* _TEXT SHOWN_:
= Beginning of Section =

An update on chemical pharmacotherapy options for the prevention of kidney transplant rejection with a focus on costimulation blockade.
Florian KälbleMatthias SchaierSebastian SchäferCaner SüsalMartin ZeierClaudia SommererChristian MorathPublished in: Expert opinion on pharmacotherapy (2017)
The introduction of calcineurin inhibitors (CNI) has greatly improved graft survival in the past three decades. However, long-term graft survival is still limited due to chronic allograft injury and side-effects of immunosuppressive medication. Areas covered: The present overview gives an update on pharmacotherapeutic strategies after kidney transplantation. The main focus is on CNI-sparing regimens using co-stimulatory blockade and on new substances on the horizone. Expert opinion: CNI sparing regimens are well-established. Complete CNI avoidance after kidney transplantation was often associated with impaired graft survival until the approval of the co-stimulation blocker belatacept for de novo immunosuppression after kidney transplantation. Concerns still exist with respect to severe T-cell-mediated rejection episodes in the early phase after transplantation. Thus, a triple drug regimen with CNI, mycophenolic acid and steroids still represents the gold-standard of immunosuppressive therapy. Alternative substances expand the possibilities of tailoring individual immunosuppression for different indications such as biopsy-proven CNI toxicity, polyoma virus BK nephropathy or CNI-triggered thrombotic microangiopathy. However, a change of the immunosuppressive therapy must always be balanced against each patient´s individual immunological risk in order to address the importance of chronic antibody-mediated rejection driven by donor specific antibodies (DSA).

= End of Section =

* _DATA SHOWN_:
= Beginning of Section =

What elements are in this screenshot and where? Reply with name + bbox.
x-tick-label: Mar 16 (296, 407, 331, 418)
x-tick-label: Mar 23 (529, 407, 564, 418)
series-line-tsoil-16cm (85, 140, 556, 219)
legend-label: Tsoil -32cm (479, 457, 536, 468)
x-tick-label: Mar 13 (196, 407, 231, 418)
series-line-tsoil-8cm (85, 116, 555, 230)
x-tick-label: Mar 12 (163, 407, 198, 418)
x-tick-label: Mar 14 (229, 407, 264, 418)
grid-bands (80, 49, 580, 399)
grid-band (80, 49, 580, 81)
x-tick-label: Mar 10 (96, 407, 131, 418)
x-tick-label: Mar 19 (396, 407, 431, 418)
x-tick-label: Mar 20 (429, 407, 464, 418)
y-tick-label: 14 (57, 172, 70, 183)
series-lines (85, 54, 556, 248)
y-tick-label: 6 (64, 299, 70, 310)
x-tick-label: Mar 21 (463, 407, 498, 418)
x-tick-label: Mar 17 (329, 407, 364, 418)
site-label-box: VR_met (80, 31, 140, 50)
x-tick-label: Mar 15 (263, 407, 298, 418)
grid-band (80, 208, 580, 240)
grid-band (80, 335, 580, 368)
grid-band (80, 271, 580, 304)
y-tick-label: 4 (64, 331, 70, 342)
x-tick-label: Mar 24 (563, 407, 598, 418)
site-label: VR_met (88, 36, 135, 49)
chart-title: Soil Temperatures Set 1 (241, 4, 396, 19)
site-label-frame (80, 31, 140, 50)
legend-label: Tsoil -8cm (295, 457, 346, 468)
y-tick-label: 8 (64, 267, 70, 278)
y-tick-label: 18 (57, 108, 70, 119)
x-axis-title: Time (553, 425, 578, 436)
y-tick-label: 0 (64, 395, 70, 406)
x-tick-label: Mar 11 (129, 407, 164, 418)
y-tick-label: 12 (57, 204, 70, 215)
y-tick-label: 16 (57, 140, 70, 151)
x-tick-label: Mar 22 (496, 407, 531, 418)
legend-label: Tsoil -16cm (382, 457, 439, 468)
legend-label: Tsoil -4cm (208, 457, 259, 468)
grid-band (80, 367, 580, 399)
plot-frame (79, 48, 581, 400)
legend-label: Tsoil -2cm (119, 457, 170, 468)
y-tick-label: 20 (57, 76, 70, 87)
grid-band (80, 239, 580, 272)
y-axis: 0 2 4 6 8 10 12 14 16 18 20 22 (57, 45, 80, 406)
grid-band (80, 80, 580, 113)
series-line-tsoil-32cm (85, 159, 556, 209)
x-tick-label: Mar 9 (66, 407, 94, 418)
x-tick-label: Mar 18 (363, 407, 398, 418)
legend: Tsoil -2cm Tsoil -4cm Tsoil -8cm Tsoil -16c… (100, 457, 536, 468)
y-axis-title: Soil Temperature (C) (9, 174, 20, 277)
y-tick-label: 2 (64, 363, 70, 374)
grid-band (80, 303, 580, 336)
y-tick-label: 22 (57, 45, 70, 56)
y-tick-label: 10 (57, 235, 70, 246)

= End of Section =

* _ASSIGNED TASK 1_: Transcribe the passage from the kidney transplant abstract, starting at "Florian KälbleMatthias SchaierSebastian" and ending at "on pharmacotherapy (2017)".
* _ASSIGNED TASK 2_: In the kidney transplant abstract, what drug regimen is named as still representing the gold standard of immunosuppressive therapy?

* _EXERCISE ANSWER 1_:
Florian KälbleMatthias SchaierSebastian SchäferCaner SüsalMartin ZeierClaudia SommererChristian MorathPublished in: Expert opinion on pharmacotherapy (2017)

* _EXERCISE ANSWER 2_: A triple drug regimen with CNI, mycophenolic acid and steroids.